* **THE PROBLEM**:
Reproduce the entries in full, with no changes.

* **RECORDED INFORMATION**:
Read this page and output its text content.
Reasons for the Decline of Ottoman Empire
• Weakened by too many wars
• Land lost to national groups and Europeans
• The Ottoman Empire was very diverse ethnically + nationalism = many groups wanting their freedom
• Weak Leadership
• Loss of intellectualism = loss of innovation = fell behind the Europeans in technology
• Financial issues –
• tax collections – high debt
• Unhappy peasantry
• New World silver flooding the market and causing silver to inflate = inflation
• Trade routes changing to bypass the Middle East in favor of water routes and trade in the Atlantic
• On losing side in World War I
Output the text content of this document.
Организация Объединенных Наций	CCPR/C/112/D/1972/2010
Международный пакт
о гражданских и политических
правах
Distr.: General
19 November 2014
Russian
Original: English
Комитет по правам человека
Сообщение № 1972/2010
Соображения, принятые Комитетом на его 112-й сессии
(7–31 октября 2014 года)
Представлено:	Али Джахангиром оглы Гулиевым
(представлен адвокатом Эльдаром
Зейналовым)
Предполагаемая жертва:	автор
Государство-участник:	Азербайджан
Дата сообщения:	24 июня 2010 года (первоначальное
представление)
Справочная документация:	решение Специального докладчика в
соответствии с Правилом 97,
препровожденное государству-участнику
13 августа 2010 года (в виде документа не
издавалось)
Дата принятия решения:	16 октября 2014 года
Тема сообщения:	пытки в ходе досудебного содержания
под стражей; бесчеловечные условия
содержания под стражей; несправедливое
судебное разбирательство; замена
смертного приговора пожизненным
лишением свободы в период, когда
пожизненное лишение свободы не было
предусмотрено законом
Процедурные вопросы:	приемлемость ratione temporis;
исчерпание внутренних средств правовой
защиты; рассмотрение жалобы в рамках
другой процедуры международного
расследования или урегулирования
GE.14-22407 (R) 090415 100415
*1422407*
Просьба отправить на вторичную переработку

* **CORRECT ANSWER**:
Read this page and output its text content.
Reasons for the Decline of Ottoman Empire
• Weakened by too many wars
• Land lost to national groups and Europeans
• The Ottoman Empire was very diverse ethnically + nationalism = many groups wanting their freedom
• Weak Leadership
• Loss of intellectualism = loss of innovation = fell behind the Europeans in technology
• Financial issues –
• tax collections – high debt
• Unhappy peasantry
• New World silver flooding the market and causing silver to inflate = inflation
• Trade routes changing to bypass the Middle East in favor of water routes and trade in the Atlantic
• On losing side in World War I
Output the text content of this document.
Организация Объединенных Наций	CCPR/C/112/D/1972/2010
Международный пакт
о гражданских и политических
правах
Distr.: General
19 November 2014
Russian
Original: English
Комитет по правам человека
Сообщение № 1972/2010
Соображения, принятые Комитетом на его 112-й сессии
(7–31 октября 2014 года)
Представлено:	Али Джахангиром оглы Гулиевым
(представлен адвокатом Эльдаром
Зейналовым)
Предполагаемая жертва:	автор
Государство-участник:	Азербайджан
Дата сообщения:	24 июня 2010 года (первоначальное
представление)
Справочная документация:	решение Специального докладчика в
соответствии с Правилом 97,
препровожденное государству-участнику
13 августа 2010 года (в виде документа не
издавалось)
Дата принятия решения:	16 октября 2014 года
Тема сообщения:	пытки в ходе досудебного содержания
под стражей; бесчеловечные условия
содержания под стражей; несправедливое
судебное разбирательство; замена
смертного приговора пожизненным
лишением свободы в период, когда
пожизненное лишение свободы не было
предусмотрено законом
Процедурные вопросы:	приемлемость ratione temporis;
исчерпание внутренних средств правовой
защиты; рассмотрение жалобы в рамках
другой процедуры международного
расследования или урегулирования
GE.14-22407 (R) 090415 100415
*1422407*
Просьба отправить на вторичную переработку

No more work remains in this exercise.